● TASK
Exclude the pictures; give every entry again exactly as written.
━━━━━━━━━━━━━━━━━━━━
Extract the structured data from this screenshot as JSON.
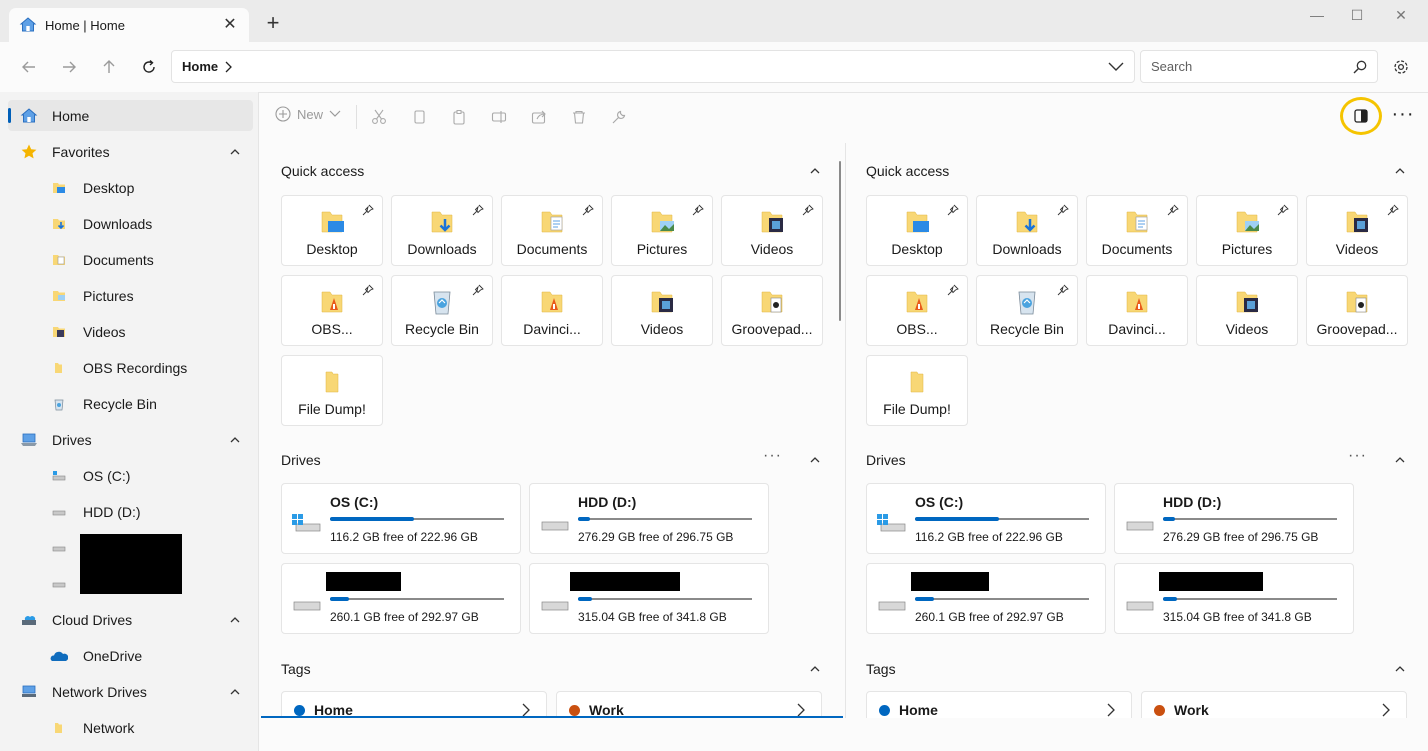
{
  "window": {
    "tab_title": "Home | Home",
    "new_tab": "+",
    "minimize": "—",
    "maximize": "☐",
    "close": "✕"
  },
  "address": {
    "crumb": "Home",
    "search_placeholder": "Search"
  },
  "sidebar": {
    "home": "Home",
    "favorites": "Favorites",
    "favorites_items": [
      "Desktop",
      "Downloads",
      "Documents",
      "Pictures",
      "Videos",
      "OBS Recordings",
      "Recycle Bin"
    ],
    "drives": "Drives",
    "drives_items": [
      "OS (C:)",
      "HDD (D:)"
    ],
    "cloud": "Cloud Drives",
    "cloud_items": [
      "OneDrive"
    ],
    "network": "Network Drives",
    "network_items": [
      "Network"
    ]
  },
  "toolbar": {
    "new_label": "New",
    "more": "···"
  },
  "panes": [
    {
      "quick_access_title": "Quick access",
      "quick_items": [
        "Desktop",
        "Downloads",
        "Documents",
        "Pictures",
        "Videos",
        "OBS...",
        "Recycle Bin",
        "Davinci...",
        "Videos",
        "Groovepad...",
        "File Dump!"
      ],
      "drives_title": "Drives",
      "drives_more": "···",
      "drives": [
        {
          "name": "OS (C:)",
          "free": "116.2 GB free of 222.96 GB",
          "used_fraction": 0.48
        },
        {
          "name": "HDD (D:)",
          "free": "276.29 GB free of 296.75 GB",
          "used_fraction": 0.07
        },
        {
          "name": "",
          "free": "260.1 GB free of 292.97 GB",
          "used_fraction": 0.11
        },
        {
          "name": "",
          "free": "315.04 GB free of 341.8 GB",
          "used_fraction": 0.08
        }
      ],
      "tags_title": "Tags",
      "tags": [
        {
          "name": "Home",
          "color": "#0067c0"
        },
        {
          "name": "Work",
          "color": "#ca5010"
        }
      ]
    },
    {
      "quick_access_title": "Quick access",
      "quick_items": [
        "Desktop",
        "Downloads",
        "Documents",
        "Pictures",
        "Videos",
        "OBS...",
        "Recycle Bin",
        "Davinci...",
        "Videos",
        "Groovepad...",
        "File Dump!"
      ],
      "drives_title": "Drives",
      "drives_more": "···",
      "drives": [
        {
          "name": "OS (C:)",
          "free": "116.2 GB free of 222.96 GB",
          "used_fraction": 0.48
        },
        {
          "name": "HDD (D:)",
          "free": "276.29 GB free of 296.75 GB",
          "used_fraction": 0.07
        },
        {
          "name": "",
          "free": "260.1 GB free of 292.97 GB",
          "used_fraction": 0.11
        },
        {
          "name": "",
          "free": "315.04 GB free of 341.8 GB",
          "used_fraction": 0.08
        }
      ],
      "tags_title": "Tags",
      "tags": [
        {
          "name": "Home",
          "color": "#0067c0"
        },
        {
          "name": "Work",
          "color": "#ca5010"
        }
      ]
    }
  ]
}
━━━━━━━━━━━━━━━━━━━━
● RESPONSE
Extract the structured data from this screenshot as JSON.
{
  "window": {
    "tab_title": "Home | Home",
    "new_tab": "+",
    "minimize": "—",
    "maximize": "☐",
    "close": "✕"
  },
  "address": {
    "crumb": "Home",
    "search_placeholder": "Search"
  },
  "sidebar": {
    "home": "Home",
    "favorites": "Favorites",
    "favorites_items": [
      "Desktop",
      "Downloads",
      "Documents",
      "Pictures",
      "Videos",
      "OBS Recordings",
      "Recycle Bin"
    ],
    "drives": "Drives",
    "drives_items": [
      "OS (C:)",
      "HDD (D:)"
    ],
    "cloud": "Cloud Drives",
    "cloud_items": [
      "OneDrive"
    ],
    "network": "Network Drives",
    "network_items": [
      "Network"
    ]
  },
  "toolbar": {
    "new_label": "New",
    "more": "···"
  },
  "panes": [
    {
      "quick_access_title": "Quick access",
      "quick_items": [
        "Desktop",
        "Downloads",
        "Documents",
        "Pictures",
        "Videos",
        "OBS...",
        "Recycle Bin",
        "Davinci...",
        "Videos",
        "Groovepad...",
        "File Dump!"
      ],
      "drives_title": "Drives",
      "drives_more": "···",
      "drives": [
        {
          "name": "OS (C:)",
          "free": "116.2 GB free of 222.96 GB",
          "used_fraction": 0.48
        },
        {
          "name": "HDD (D:)",
          "free": "276.29 GB free of 296.75 GB",
          "used_fraction": 0.07
        },
        {
          "name": "",
          "free": "260.1 GB free of 292.97 GB",
          "used_fraction": 0.11
        },
        {
          "name": "",
          "free": "315.04 GB free of 341.8 GB",
          "used_fraction": 0.08
        }
      ],
      "tags_title": "Tags",
      "tags": [
        {
          "name": "Home",
          "color": "#0067c0"
        },
        {
          "name": "Work",
          "color": "#ca5010"
        }
      ]
    },
    {
      "quick_access_title": "Quick access",
      "quick_items": [
        "Desktop",
        "Downloads",
        "Documents",
        "Pictures",
        "Videos",
        "OBS...",
        "Recycle Bin",
        "Davinci...",
        "Videos",
        "Groovepad...",
        "File Dump!"
      ],
      "drives_title": "Drives",
      "drives_more": "···",
      "drives": [
        {
          "name": "OS (C:)",
          "free": "116.2 GB free of 222.96 GB",
          "used_fraction": 0.48
        },
        {
          "name": "HDD (D:)",
          "free": "276.29 GB free of 296.75 GB",
          "used_fraction": 0.07
        },
        {
          "name": "",
          "free": "260.1 GB free of 292.97 GB",
          "used_fraction": 0.11
        },
        {
          "name": "",
          "free": "315.04 GB free of 341.8 GB",
          "used_fraction": 0.08
        }
      ],
      "tags_title": "Tags",
      "tags": [
        {
          "name": "Home",
          "color": "#0067c0"
        },
        {
          "name": "Work",
          "color": "#ca5010"
        }
      ]
    }
  ]
}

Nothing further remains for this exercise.